Retype each record shown below, leaving every character as it is.

★ ★ ★ ★

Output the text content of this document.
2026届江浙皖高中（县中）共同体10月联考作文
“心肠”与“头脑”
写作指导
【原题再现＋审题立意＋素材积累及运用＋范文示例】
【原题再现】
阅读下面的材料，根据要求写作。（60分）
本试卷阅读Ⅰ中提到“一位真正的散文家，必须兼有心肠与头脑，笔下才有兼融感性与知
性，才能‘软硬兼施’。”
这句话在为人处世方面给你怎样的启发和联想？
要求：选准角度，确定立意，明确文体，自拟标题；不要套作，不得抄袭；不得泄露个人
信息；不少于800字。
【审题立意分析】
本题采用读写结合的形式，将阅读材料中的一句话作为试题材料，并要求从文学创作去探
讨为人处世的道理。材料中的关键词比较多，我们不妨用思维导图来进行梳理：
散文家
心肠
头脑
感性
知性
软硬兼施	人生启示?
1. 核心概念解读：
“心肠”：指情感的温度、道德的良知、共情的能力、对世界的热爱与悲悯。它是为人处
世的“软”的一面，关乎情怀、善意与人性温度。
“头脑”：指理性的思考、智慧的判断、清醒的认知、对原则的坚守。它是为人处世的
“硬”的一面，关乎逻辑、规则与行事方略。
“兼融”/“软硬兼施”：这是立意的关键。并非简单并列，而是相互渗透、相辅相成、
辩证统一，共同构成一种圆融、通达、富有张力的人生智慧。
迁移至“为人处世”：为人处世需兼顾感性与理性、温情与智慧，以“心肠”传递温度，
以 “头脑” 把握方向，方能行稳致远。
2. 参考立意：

★ ★ ★ ★

**CORRECT RESPONSE:**
Output the text content of this document.
2026届江浙皖高中（县中）共同体10月联考作文
“心肠”与“头脑”
写作指导
【原题再现＋审题立意＋素材积累及运用＋范文示例】
【原题再现】
阅读下面的材料，根据要求写作。（60分）
本试卷阅读Ⅰ中提到“一位真正的散文家，必须兼有心肠与头脑，笔下才有兼融感性与知
性，才能‘软硬兼施’。”
这句话在为人处世方面给你怎样的启发和联想？
要求：选准角度，确定立意，明确文体，自拟标题；不要套作，不得抄袭；不得泄露个人
信息；不少于800字。
【审题立意分析】
本题采用读写结合的形式，将阅读材料中的一句话作为试题材料，并要求从文学创作去探
讨为人处世的道理。材料中的关键词比较多，我们不妨用思维导图来进行梳理：
散文家
心肠
头脑
感性
知性
软硬兼施	人生启示?
1. 核心概念解读：
“心肠”：指情感的温度、道德的良知、共情的能力、对世界的热爱与悲悯。它是为人处
世的“软”的一面，关乎情怀、善意与人性温度。
“头脑”：指理性的思考、智慧的判断、清醒的认知、对原则的坚守。它是为人处世的
“硬”的一面，关乎逻辑、规则与行事方略。
“兼融”/“软硬兼施”：这是立意的关键。并非简单并列，而是相互渗透、相辅相成、
辩证统一，共同构成一种圆融、通达、富有张力的人生智慧。
迁移至“为人处世”：为人处世需兼顾感性与理性、温情与智慧，以“心肠”传递温度，
以 “头脑” 把握方向，方能行稳致远。
2. 参考立意：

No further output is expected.